----- DATA TO PROCESS -----

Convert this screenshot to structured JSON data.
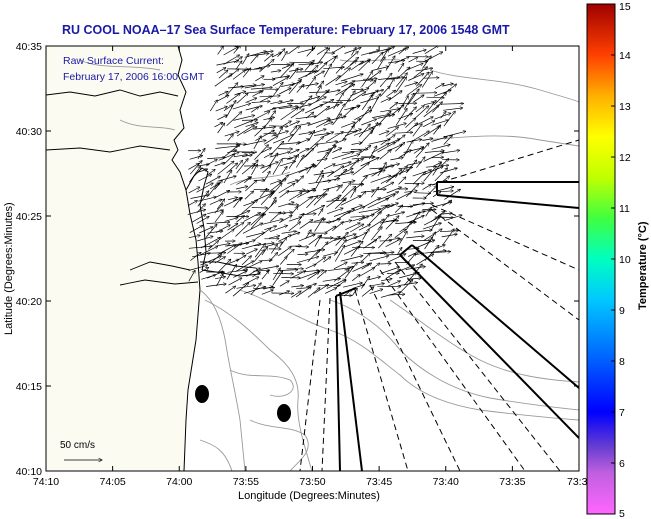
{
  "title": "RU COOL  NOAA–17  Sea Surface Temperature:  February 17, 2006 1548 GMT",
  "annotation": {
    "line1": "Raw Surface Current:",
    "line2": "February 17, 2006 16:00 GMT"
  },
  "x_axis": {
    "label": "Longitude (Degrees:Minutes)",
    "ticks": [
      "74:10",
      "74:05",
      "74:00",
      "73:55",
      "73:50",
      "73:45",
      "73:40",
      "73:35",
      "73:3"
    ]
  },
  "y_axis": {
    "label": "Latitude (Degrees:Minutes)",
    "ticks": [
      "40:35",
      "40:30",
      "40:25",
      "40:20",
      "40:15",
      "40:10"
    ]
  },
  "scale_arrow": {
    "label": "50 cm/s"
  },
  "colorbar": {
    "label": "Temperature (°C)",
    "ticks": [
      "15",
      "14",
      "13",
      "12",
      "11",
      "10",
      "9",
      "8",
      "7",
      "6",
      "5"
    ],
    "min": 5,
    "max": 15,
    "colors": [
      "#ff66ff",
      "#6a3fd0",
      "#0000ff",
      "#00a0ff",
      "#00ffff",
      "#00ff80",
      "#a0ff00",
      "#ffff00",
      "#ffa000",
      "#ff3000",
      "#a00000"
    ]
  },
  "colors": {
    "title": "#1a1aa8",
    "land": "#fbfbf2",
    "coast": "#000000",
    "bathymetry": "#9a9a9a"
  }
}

-----

__WORK TO COMPLETE__. In the copy, include no pictures; restate the listing above exactly.

__ANSWER TO THE TASK__.
Convert this screenshot to structured JSON data.
{
  "title": "RU COOL  NOAA–17  Sea Surface Temperature:  February 17, 2006 1548 GMT",
  "annotation": {
    "line1": "Raw Surface Current:",
    "line2": "February 17, 2006 16:00 GMT"
  },
  "x_axis": {
    "label": "Longitude (Degrees:Minutes)",
    "ticks": [
      "74:10",
      "74:05",
      "74:00",
      "73:55",
      "73:50",
      "73:45",
      "73:40",
      "73:35",
      "73:3"
    ]
  },
  "y_axis": {
    "label": "Latitude (Degrees:Minutes)",
    "ticks": [
      "40:35",
      "40:30",
      "40:25",
      "40:20",
      "40:15",
      "40:10"
    ]
  },
  "scale_arrow": {
    "label": "50 cm/s"
  },
  "colorbar": {
    "label": "Temperature (°C)",
    "ticks": [
      "15",
      "14",
      "13",
      "12",
      "11",
      "10",
      "9",
      "8",
      "7",
      "6",
      "5"
    ],
    "min": 5,
    "max": 15,
    "colors": [
      "#ff66ff",
      "#6a3fd0",
      "#0000ff",
      "#00a0ff",
      "#00ffff",
      "#00ff80",
      "#a0ff00",
      "#ffff00",
      "#ffa000",
      "#ff3000",
      "#a00000"
    ]
  },
  "colors": {
    "title": "#1a1aa8",
    "land": "#fbfbf2",
    "coast": "#000000",
    "bathymetry": "#9a9a9a"
  }
}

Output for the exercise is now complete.